*** EXTRACTED INFORMATION

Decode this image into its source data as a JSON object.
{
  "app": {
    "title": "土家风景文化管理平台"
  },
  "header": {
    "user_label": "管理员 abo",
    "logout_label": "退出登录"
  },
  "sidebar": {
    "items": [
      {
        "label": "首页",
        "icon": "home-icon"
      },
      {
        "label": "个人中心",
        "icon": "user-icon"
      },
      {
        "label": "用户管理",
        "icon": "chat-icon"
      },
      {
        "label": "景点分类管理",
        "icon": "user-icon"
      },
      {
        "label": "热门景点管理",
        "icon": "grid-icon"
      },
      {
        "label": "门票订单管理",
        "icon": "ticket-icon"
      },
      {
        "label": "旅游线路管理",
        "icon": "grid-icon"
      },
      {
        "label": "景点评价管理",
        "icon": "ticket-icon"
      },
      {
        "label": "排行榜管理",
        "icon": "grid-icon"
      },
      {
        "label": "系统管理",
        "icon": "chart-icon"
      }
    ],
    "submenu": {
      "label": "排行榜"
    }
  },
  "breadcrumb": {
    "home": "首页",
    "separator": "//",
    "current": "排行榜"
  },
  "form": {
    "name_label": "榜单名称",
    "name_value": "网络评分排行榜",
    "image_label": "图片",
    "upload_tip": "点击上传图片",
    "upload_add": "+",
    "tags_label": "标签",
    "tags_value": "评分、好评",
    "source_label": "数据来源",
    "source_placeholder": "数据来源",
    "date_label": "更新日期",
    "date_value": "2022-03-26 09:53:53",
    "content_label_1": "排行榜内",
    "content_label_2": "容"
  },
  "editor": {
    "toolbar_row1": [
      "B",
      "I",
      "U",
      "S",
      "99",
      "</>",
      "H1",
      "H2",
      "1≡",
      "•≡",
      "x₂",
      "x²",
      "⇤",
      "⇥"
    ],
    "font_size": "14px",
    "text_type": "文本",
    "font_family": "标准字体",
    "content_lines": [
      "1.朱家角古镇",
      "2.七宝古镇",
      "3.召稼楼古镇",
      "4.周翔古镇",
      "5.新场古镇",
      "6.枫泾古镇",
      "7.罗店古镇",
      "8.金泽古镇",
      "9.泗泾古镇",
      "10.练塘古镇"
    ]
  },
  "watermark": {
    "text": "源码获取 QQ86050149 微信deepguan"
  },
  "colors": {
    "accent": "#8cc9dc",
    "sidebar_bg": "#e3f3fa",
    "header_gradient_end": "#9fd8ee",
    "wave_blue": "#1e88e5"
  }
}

******

§ AIM OF THE EXERCISE:
Return the listing above in full, character for character.

§ TASK RESULT:
Decode this image into its source data as a JSON object.
{
  "app": {
    "title": "土家风景文化管理平台"
  },
  "header": {
    "user_label": "管理员 abo",
    "logout_label": "退出登录"
  },
  "sidebar": {
    "items": [
      {
        "label": "首页",
        "icon": "home-icon"
      },
      {
        "label": "个人中心",
        "icon": "user-icon"
      },
      {
        "label": "用户管理",
        "icon": "chat-icon"
      },
      {
        "label": "景点分类管理",
        "icon": "user-icon"
      },
      {
        "label": "热门景点管理",
        "icon": "grid-icon"
      },
      {
        "label": "门票订单管理",
        "icon": "ticket-icon"
      },
      {
        "label": "旅游线路管理",
        "icon": "grid-icon"
      },
      {
        "label": "景点评价管理",
        "icon": "ticket-icon"
      },
      {
        "label": "排行榜管理",
        "icon": "grid-icon"
      },
      {
        "label": "系统管理",
        "icon": "chart-icon"
      }
    ],
    "submenu": {
      "label": "排行榜"
    }
  },
  "breadcrumb": {
    "home": "首页",
    "separator": "//",
    "current": "排行榜"
  },
  "form": {
    "name_label": "榜单名称",
    "name_value": "网络评分排行榜",
    "image_label": "图片",
    "upload_tip": "点击上传图片",
    "upload_add": "+",
    "tags_label": "标签",
    "tags_value": "评分、好评",
    "source_label": "数据来源",
    "source_placeholder": "数据来源",
    "date_label": "更新日期",
    "date_value": "2022-03-26 09:53:53",
    "content_label_1": "排行榜内",
    "content_label_2": "容"
  },
  "editor": {
    "toolbar_row1": [
      "B",
      "I",
      "U",
      "S",
      "99",
      "</>",
      "H1",
      "H2",
      "1≡",
      "•≡",
      "x₂",
      "x²",
      "⇤",
      "⇥"
    ],
    "font_size": "14px",
    "text_type": "文本",
    "font_family": "标准字体",
    "content_lines": [
      "1.朱家角古镇",
      "2.七宝古镇",
      "3.召稼楼古镇",
      "4.周翔古镇",
      "5.新场古镇",
      "6.枫泾古镇",
      "7.罗店古镇",
      "8.金泽古镇",
      "9.泗泾古镇",
      "10.练塘古镇"
    ]
  },
  "watermark": {
    "text": "源码获取 QQ86050149 微信deepguan"
  },
  "colors": {
    "accent": "#8cc9dc",
    "sidebar_bg": "#e3f3fa",
    "header_gradient_end": "#9fd8ee",
    "wave_blue": "#1e88e5"
  }
}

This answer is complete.